— start RECORDS FOR PROCESSING —
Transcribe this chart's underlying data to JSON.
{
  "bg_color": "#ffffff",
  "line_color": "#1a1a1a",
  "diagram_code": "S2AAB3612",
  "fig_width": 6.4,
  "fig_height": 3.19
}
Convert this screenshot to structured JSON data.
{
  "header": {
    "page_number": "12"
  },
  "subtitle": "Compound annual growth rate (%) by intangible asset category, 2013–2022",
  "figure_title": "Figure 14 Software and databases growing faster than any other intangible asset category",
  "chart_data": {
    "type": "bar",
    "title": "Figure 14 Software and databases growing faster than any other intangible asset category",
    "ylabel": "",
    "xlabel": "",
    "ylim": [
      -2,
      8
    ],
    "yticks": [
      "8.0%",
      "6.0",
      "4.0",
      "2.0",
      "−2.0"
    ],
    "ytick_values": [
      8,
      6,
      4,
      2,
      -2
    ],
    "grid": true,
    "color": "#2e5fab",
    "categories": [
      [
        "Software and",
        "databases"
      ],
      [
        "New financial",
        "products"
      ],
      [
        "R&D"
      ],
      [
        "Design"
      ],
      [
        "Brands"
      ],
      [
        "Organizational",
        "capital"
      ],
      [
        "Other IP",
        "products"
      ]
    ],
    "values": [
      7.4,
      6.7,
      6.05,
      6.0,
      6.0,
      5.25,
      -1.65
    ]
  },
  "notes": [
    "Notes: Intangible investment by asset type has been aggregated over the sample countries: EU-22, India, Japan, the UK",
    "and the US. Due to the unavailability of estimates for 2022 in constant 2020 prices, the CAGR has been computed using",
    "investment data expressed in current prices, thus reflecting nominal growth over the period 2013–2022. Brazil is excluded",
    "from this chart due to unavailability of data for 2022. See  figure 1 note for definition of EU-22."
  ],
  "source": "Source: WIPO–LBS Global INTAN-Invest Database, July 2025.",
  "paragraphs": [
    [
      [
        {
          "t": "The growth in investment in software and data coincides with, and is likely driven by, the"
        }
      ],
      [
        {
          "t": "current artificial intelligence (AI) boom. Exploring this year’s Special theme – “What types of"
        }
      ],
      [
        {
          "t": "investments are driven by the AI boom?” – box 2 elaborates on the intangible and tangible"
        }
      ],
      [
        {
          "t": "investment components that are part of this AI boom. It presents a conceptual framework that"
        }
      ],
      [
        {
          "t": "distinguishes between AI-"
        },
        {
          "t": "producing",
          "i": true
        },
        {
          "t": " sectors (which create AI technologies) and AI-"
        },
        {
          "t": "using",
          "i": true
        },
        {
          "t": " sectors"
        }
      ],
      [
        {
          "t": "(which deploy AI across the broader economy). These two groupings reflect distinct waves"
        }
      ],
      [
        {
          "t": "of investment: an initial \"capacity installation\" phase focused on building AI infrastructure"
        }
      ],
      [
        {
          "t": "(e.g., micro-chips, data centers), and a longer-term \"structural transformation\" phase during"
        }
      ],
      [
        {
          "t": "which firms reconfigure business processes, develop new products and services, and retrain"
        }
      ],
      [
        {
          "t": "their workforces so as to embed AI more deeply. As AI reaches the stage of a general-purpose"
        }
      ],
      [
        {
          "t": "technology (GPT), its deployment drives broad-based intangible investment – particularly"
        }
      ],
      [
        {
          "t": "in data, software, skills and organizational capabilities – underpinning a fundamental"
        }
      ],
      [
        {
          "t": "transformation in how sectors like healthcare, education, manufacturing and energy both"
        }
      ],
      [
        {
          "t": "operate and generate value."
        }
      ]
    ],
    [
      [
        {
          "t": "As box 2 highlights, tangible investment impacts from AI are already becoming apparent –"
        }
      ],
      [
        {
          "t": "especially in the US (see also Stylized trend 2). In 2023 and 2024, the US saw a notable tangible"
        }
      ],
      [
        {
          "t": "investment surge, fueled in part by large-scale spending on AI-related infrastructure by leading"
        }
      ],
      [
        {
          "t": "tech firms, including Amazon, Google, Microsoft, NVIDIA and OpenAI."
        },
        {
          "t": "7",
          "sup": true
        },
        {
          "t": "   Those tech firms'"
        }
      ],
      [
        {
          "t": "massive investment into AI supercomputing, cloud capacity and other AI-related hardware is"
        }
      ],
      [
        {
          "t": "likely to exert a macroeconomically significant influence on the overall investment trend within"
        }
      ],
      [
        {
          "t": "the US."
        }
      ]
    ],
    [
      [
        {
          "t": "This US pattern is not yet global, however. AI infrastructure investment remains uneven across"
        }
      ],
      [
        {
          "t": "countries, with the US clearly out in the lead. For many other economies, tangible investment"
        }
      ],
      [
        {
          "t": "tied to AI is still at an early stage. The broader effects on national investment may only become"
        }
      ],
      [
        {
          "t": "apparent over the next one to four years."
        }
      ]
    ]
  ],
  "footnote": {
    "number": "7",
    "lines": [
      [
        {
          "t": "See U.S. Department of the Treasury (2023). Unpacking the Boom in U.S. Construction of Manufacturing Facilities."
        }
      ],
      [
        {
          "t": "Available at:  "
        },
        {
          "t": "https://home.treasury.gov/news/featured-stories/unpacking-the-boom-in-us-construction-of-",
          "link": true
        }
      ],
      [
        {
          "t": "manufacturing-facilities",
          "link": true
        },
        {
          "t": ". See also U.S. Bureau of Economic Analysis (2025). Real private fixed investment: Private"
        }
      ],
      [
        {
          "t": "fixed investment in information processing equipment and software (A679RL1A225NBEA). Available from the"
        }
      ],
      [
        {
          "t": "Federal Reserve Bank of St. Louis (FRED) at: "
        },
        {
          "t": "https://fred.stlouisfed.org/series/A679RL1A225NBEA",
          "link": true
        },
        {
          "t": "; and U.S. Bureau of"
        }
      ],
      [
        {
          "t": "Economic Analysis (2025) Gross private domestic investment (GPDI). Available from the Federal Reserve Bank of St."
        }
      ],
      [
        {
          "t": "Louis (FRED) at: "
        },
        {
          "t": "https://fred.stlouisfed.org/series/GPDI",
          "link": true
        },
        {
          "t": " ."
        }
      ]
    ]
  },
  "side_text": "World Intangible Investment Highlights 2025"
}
— end RECORDS FOR PROCESSING —
• _WHAT IS REQUIRED_: Reply with one number only: how many lines of the listing hold "infrastructure"?

• _RESULT FOR THIS EXERCISE_: 3